* [Requirements]
Will you output the entries below exactly, skipping every image they contain?

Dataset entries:
----------

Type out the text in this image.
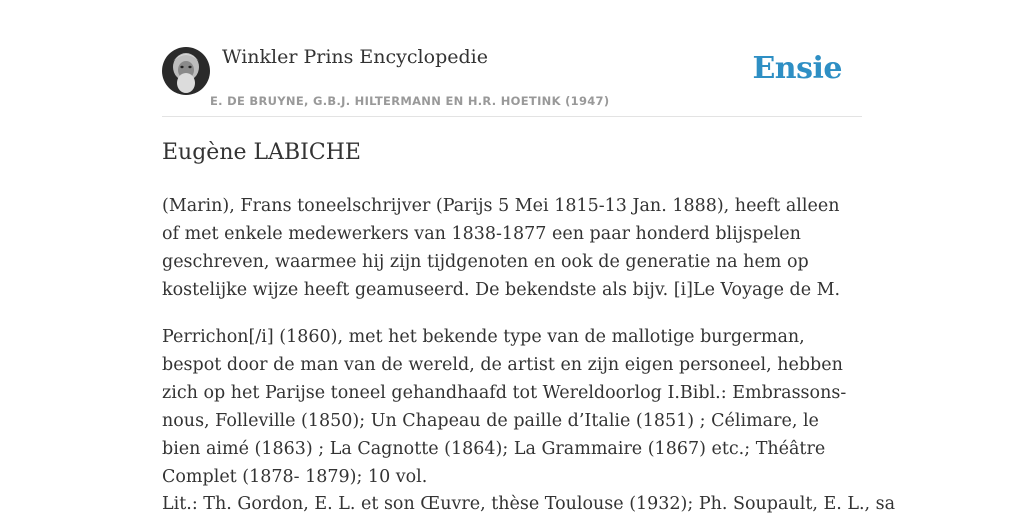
Winkler Prins Encyclopedie
E. DE BRUYNE, G.B.J. HILTERMANN EN H.R. HOETINK (1947)
Ensie
Eugène LABICHE

(Marin), Frans toneelschrijver (Parijs 5 Mei 1815-13 Jan. 1888), heeft alleen of met enkele medewerkers van 1838-1877 een paar honderd blijspelen geschreven, waarmee hij zijn tijdgenoten en ook de generatie na hem op kostelijke wijze heeft geamuseerd. De bekendste als bijv. [i]Le Voyage de M.

Perrichon[/i] (1860), met het bekende type van de mallotige burgerman, bespot door de man van de wereld, de artist en zijn eigen personeel, hebben zich op het Parijse toneel gehandhaafd tot Wereldoorlog I.Bibl.: Embrassons-nous, Folleville (1850); Un Chapeau de paille d’Italie (1851) ; Célimare, le bien aimé (1863) ; La Cagnotte (1864); La Grammaire (1867) etc.; Théâtre Complet (1878- 1879); 10 vol.

Lit.: Th. Gordon, E. L. et son Œuvre, thèse Toulouse (1932); Ph. Soupault, E. L., sa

----------

* [Answer to this task]
Type out the text in this image.
Winkler Prins Encyclopedie
E. DE BRUYNE, G.B.J. HILTERMANN EN H.R. HOETINK (1947)
Ensie
Eugène LABICHE

(Marin), Frans toneelschrijver (Parijs 5 Mei 1815-13 Jan. 1888), heeft alleen of met enkele medewerkers van 1838-1877 een paar honderd blijspelen geschreven, waarmee hij zijn tijdgenoten en ook de generatie na hem op kostelijke wijze heeft geamuseerd. De bekendste als bijv. [i]Le Voyage de M.

Perrichon[/i] (1860), met het bekende type van de mallotige burgerman, bespot door de man van de wereld, de artist en zijn eigen personeel, hebben zich op het Parijse toneel gehandhaafd tot Wereldoorlog I.Bibl.: Embrassons-nous, Folleville (1850); Un Chapeau de paille d’Italie (1851) ; Célimare, le bien aimé (1863) ; La Cagnotte (1864); La Grammaire (1867) etc.; Théâtre Complet (1878- 1879); 10 vol.

Lit.: Th. Gordon, E. L. et son Œuvre, thèse Toulouse (1932); Ph. Soupault, E. L., sa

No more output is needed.